### PROBLEM STATEMENT
Records follow. Copy every line with "label".
╭─ SUPPLIED DATA
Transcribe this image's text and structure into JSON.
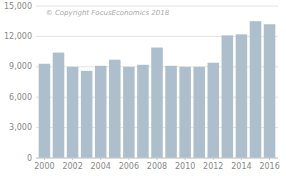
{
  "chart_data": {
    "type": "bar",
    "x": [
      2000,
      2001,
      2002,
      2003,
      2004,
      2005,
      2006,
      2007,
      2008,
      2009,
      2010,
      2011,
      2012,
      2013,
      2014,
      2015,
      2016
    ],
    "values": [
      9300,
      10400,
      9000,
      8600,
      9100,
      9700,
      9000,
      9200,
      10900,
      9100,
      9000,
      9000,
      9400,
      12100,
      12200,
      13500,
      13200
    ],
    "color": "#adbfcc",
    "xlim": [
      1999.4,
      2016.6
    ],
    "xticks": [
      2000,
      2002,
      2004,
      2006,
      2008,
      2010,
      2012,
      2014,
      2016
    ],
    "ylim": [
      0,
      15000
    ],
    "yticks": [
      0,
      {
        "value": 3000,
        "label": "3,000"
      },
      {
        "value": 6000,
        "label": "6,000"
      },
      {
        "value": 9000,
        "label": "9,000"
      },
      {
        "value": 12000,
        "label": "12,000"
      },
      {
        "value": 15000,
        "label": "15,000"
      }
    ],
    "grid": true,
    "annotations": [
      "© Copyright FocusEconomics  2018"
    ]
  }
}
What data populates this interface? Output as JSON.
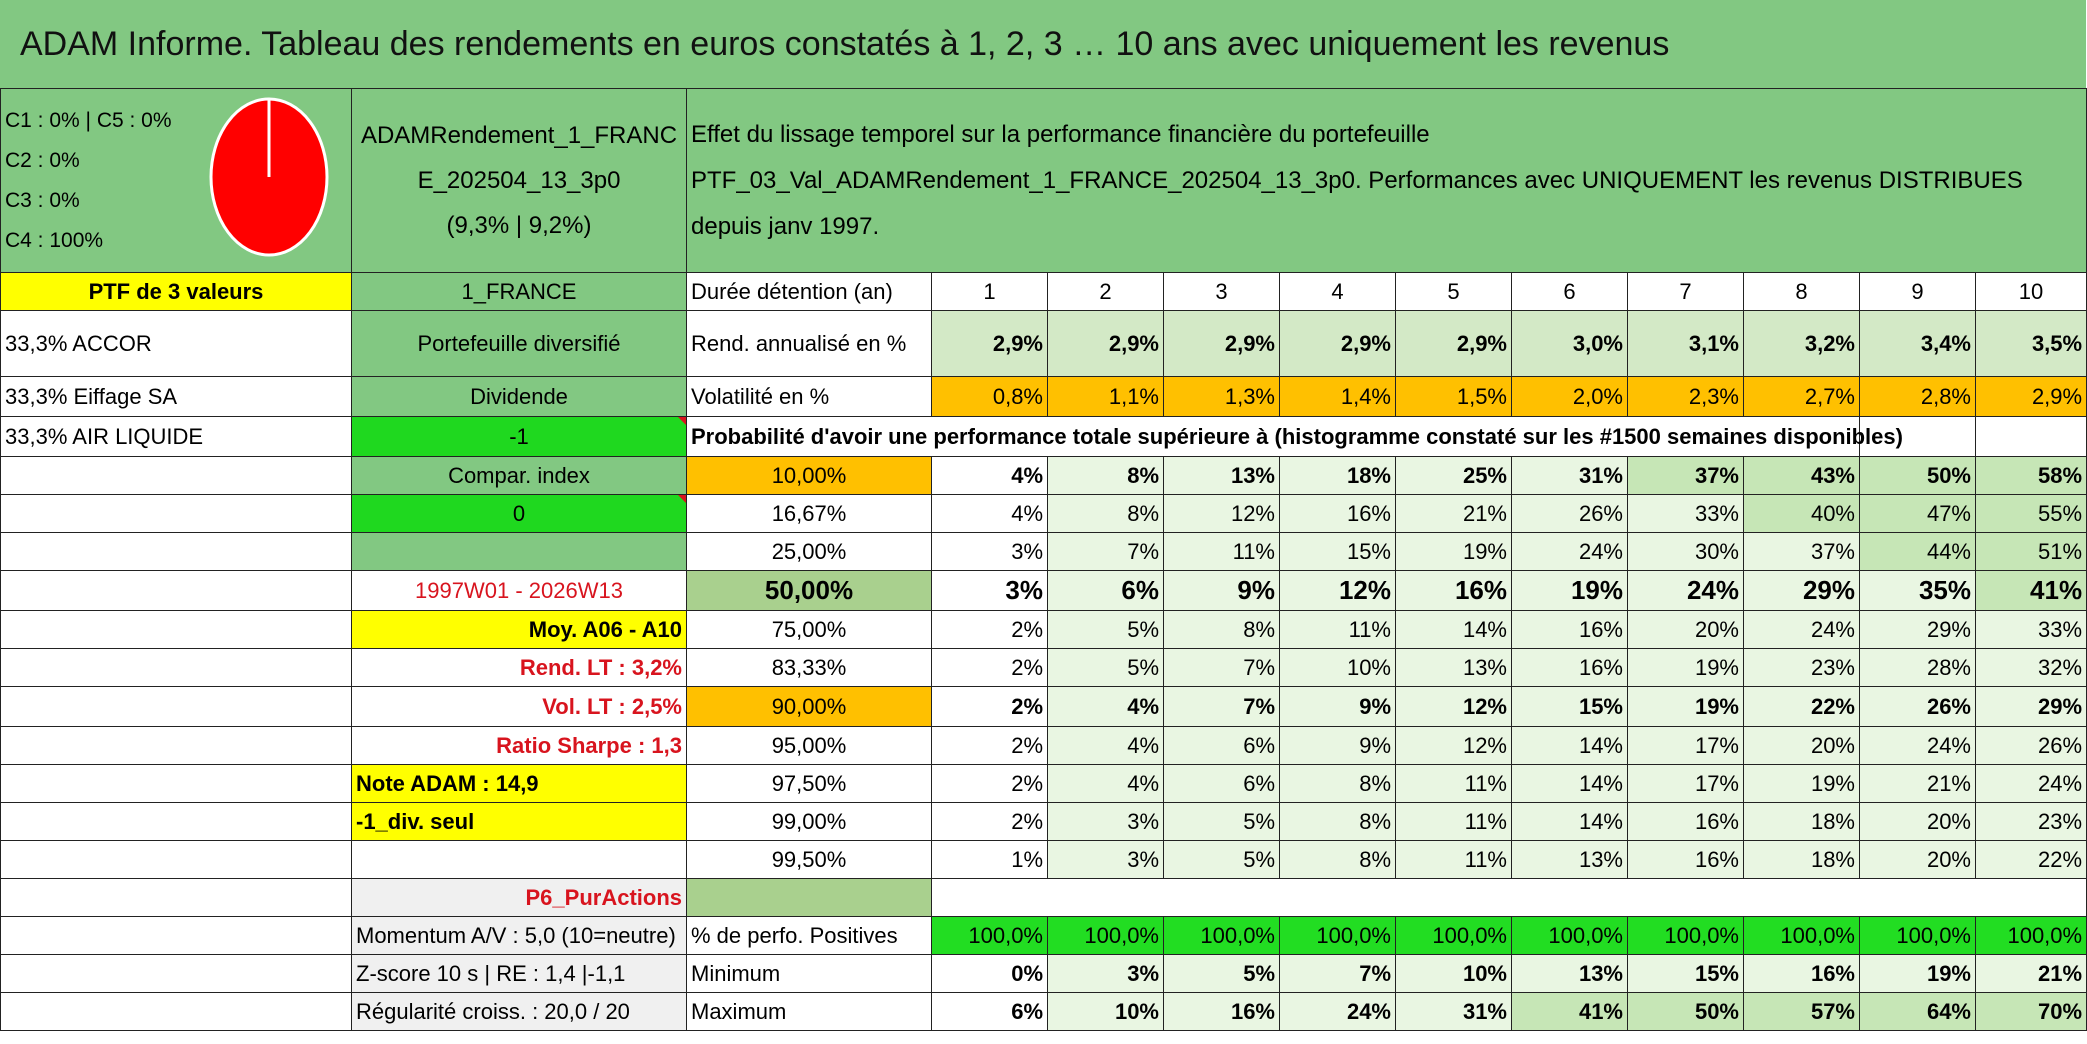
╰─
### IN RESPONSE
        "label": "3,000"
        "label": "6,000"
        "label": "9,000"
        "label": "12,000"
        "label": "15,000"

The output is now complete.